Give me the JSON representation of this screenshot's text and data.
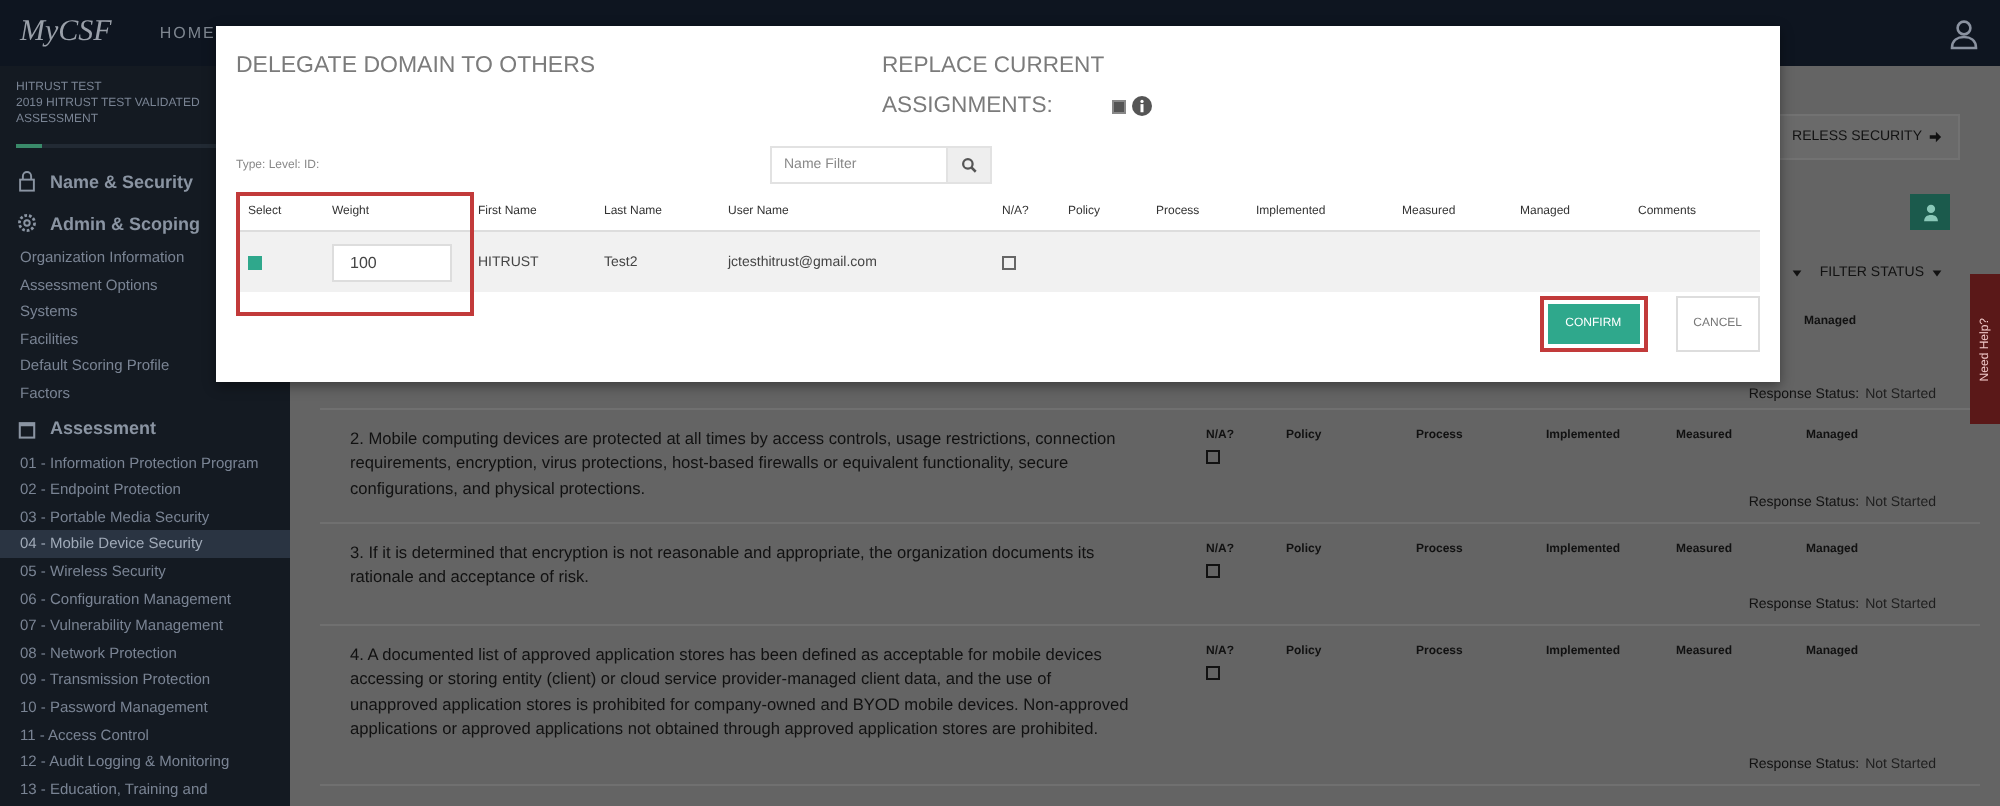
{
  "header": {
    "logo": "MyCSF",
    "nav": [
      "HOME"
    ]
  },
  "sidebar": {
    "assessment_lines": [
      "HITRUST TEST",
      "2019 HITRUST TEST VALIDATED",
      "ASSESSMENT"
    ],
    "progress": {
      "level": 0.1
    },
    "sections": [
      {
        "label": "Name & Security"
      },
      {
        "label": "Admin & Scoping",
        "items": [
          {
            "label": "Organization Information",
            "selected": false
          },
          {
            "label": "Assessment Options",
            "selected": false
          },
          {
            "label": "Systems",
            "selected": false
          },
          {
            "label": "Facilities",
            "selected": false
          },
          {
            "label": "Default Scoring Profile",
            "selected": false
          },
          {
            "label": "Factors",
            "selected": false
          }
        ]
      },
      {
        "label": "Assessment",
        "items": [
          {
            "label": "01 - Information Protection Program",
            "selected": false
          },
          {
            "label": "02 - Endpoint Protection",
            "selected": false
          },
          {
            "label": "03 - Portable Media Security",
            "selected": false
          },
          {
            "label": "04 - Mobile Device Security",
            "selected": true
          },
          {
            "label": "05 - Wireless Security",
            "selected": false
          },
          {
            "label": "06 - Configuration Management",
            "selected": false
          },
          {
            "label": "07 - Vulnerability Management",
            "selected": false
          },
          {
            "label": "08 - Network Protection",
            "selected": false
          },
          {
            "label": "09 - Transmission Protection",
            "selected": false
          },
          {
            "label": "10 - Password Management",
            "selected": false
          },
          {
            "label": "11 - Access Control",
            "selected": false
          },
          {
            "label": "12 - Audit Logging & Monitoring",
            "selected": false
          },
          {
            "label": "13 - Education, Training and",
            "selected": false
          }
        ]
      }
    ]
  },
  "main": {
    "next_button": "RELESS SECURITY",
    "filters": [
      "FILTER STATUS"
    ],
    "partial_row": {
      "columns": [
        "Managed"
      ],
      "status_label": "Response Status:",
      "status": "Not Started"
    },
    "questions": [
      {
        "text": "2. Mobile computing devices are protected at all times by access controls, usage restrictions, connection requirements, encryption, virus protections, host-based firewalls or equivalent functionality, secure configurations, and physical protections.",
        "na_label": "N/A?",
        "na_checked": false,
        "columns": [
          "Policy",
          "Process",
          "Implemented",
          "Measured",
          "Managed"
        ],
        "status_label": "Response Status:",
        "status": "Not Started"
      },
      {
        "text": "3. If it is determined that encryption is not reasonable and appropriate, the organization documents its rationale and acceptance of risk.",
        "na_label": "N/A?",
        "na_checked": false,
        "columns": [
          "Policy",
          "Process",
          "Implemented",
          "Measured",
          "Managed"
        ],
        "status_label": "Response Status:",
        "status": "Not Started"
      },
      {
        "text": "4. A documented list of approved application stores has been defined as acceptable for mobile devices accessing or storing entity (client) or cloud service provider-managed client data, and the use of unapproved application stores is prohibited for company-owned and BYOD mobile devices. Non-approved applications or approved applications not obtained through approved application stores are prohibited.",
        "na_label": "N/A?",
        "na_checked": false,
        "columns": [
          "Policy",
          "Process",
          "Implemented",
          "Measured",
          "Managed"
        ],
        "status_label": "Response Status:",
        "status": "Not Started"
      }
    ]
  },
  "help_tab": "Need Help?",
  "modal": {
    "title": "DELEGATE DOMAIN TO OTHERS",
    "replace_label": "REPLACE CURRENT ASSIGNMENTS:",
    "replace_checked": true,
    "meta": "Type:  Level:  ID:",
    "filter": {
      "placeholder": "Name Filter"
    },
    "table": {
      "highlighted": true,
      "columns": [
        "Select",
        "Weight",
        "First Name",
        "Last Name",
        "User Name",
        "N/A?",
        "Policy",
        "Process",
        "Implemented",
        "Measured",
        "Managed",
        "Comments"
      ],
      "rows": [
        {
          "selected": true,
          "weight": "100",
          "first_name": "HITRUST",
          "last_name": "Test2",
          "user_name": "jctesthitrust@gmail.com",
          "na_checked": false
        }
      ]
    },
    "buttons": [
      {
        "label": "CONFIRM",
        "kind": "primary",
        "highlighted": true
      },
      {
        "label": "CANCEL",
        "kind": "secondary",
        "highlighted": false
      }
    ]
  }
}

==

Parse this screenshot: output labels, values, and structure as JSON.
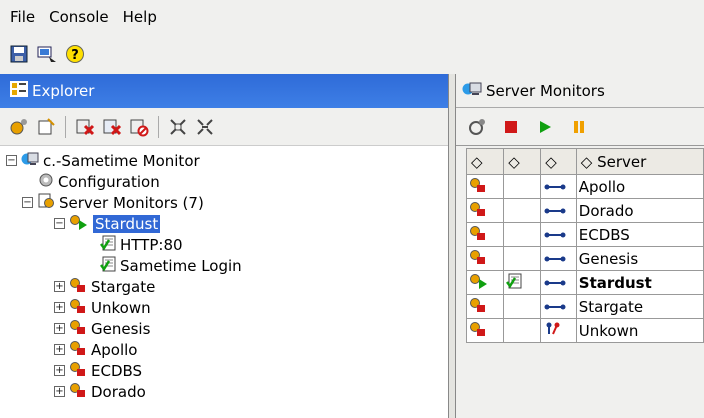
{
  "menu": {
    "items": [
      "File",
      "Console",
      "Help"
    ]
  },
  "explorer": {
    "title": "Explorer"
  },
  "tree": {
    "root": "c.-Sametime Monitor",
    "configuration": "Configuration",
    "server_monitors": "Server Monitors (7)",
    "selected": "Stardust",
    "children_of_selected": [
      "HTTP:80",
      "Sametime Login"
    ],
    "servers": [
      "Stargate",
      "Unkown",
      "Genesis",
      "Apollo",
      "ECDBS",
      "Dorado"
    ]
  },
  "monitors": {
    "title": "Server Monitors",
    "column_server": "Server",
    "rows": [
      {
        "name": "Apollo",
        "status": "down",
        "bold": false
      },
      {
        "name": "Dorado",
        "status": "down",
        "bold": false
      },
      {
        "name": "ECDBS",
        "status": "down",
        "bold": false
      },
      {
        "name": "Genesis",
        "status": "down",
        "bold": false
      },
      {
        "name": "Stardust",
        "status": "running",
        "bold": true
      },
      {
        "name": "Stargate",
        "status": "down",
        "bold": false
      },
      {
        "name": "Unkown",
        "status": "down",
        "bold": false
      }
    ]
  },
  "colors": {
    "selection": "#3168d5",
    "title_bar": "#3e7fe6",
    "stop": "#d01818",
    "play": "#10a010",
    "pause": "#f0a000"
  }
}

...

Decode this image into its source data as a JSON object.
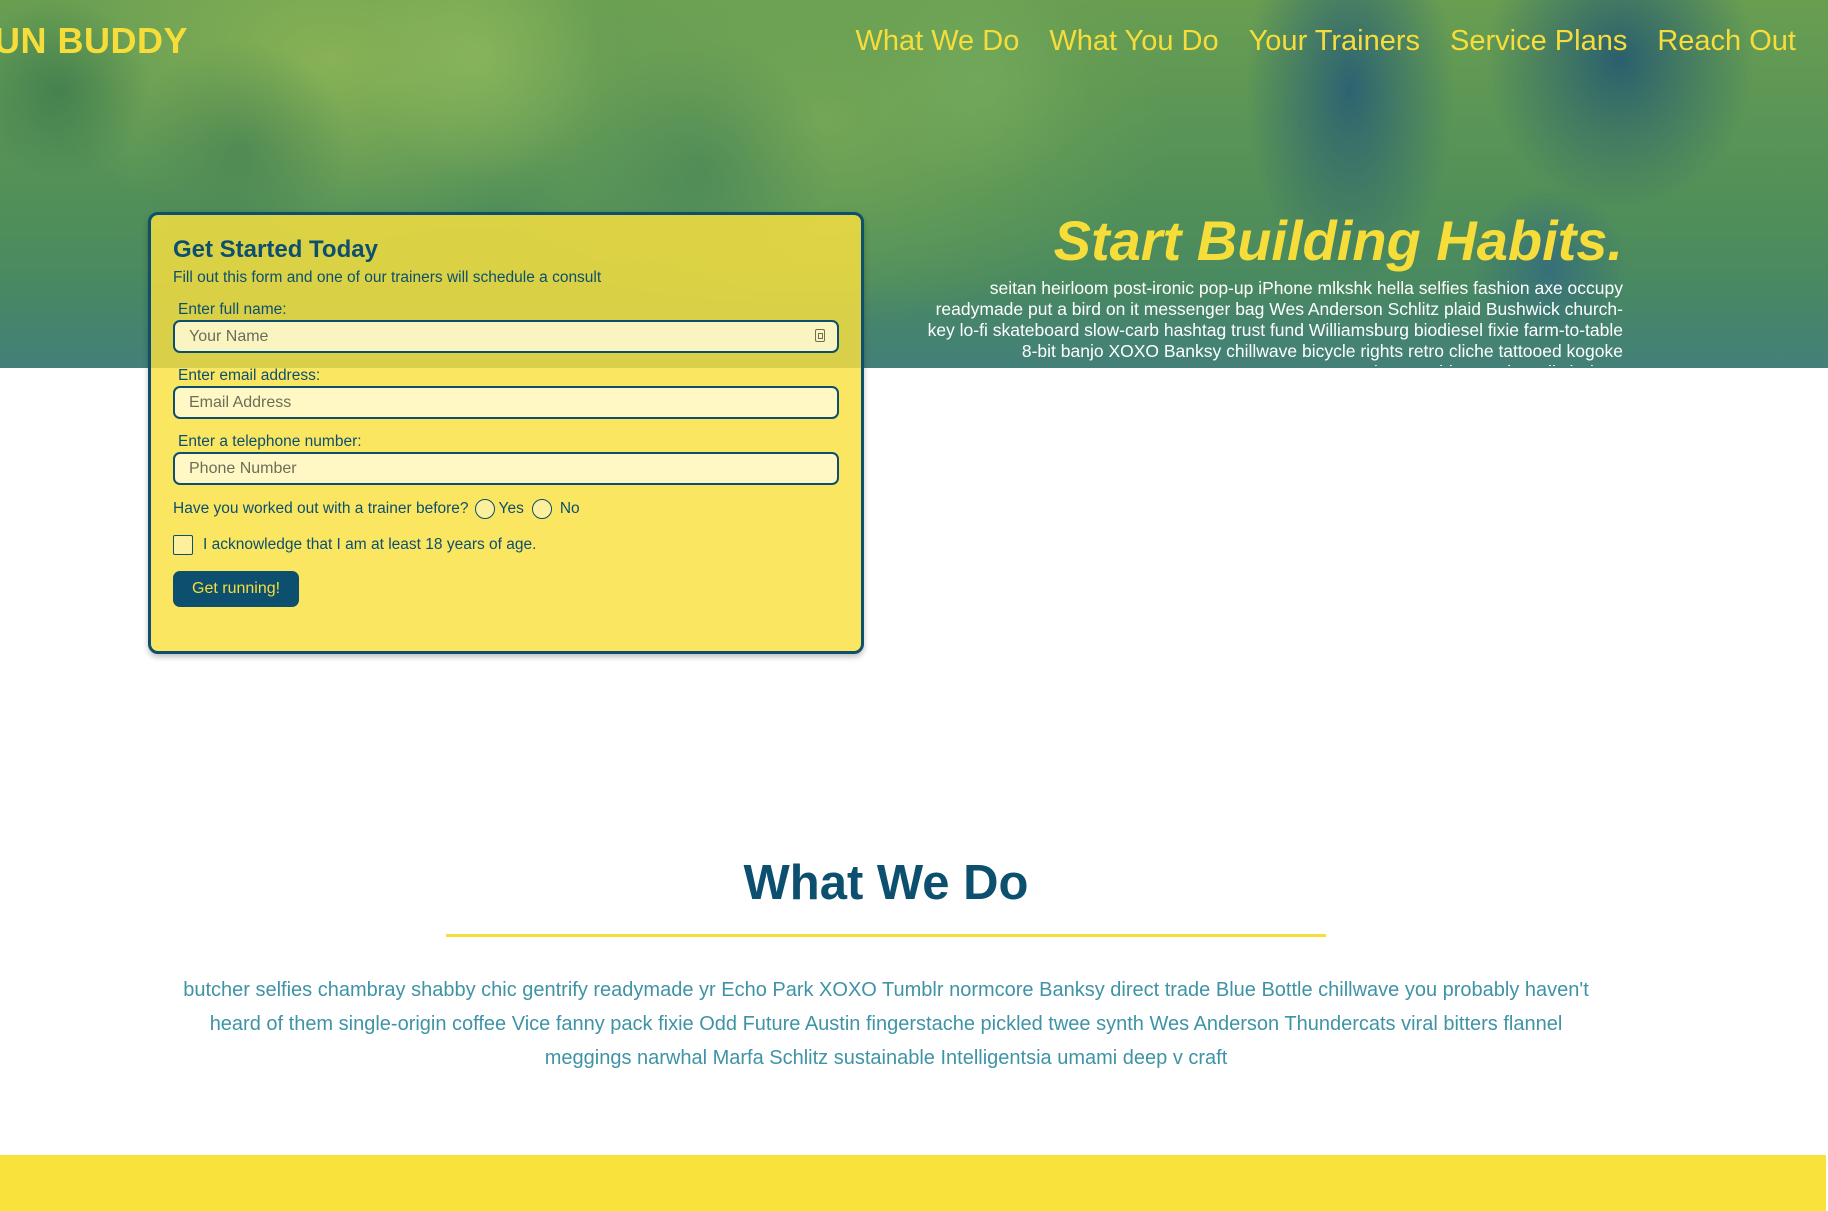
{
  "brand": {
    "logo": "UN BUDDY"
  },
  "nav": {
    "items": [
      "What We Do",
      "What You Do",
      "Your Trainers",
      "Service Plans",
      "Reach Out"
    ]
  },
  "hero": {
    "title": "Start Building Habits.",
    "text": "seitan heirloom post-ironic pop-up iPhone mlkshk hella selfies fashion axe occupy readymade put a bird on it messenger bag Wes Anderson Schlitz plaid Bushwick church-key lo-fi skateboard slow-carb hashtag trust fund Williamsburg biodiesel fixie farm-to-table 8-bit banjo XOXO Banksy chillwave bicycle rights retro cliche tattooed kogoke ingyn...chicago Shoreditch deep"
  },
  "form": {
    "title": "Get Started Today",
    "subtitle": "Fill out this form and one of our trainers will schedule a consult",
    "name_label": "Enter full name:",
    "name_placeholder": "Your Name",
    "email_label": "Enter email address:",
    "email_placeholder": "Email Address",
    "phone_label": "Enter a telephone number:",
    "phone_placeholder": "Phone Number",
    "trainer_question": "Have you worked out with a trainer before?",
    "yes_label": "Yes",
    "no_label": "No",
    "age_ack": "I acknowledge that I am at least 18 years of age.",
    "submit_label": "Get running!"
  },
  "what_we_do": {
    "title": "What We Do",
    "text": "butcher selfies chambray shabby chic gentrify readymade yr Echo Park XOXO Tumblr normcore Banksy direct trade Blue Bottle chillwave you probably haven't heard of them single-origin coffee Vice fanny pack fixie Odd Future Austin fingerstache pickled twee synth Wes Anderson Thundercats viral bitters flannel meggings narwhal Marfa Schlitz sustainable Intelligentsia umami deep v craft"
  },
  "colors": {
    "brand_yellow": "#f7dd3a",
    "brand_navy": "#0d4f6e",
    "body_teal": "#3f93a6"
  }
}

__TASK DESCRIPTION__:
Copy all lines of the listing above that contain the string "Anderson".

__ANSWER TO THIS PROBLEM__:
    "text": "seitan heirloom post-ironic pop-up iPhone mlkshk hella selfies fashion axe occupy readymade put a bird on it messenger bag Wes Anderson Schlitz plaid Bushwick church-key lo-fi skateboard slow-carb hashtag trust fund Williamsburg biodiesel fixie farm-to-table 8-bit banjo XOXO Banksy chillwave bicycle rights retro cliche tattooed kogoke ingyn...chicago Shoreditch deep"
    "text": "butcher selfies chambray shabby chic gentrify readymade yr Echo Park XOXO Tumblr normcore Banksy direct trade Blue Bottle chillwave you probably haven't heard of them single-origin coffee Vice fanny pack fixie Odd Future Austin fingerstache pickled twee synth Wes Anderson Thundercats viral bitters flannel meggings narwhal Marfa Schlitz sustainable Intelligentsia umami deep v craft"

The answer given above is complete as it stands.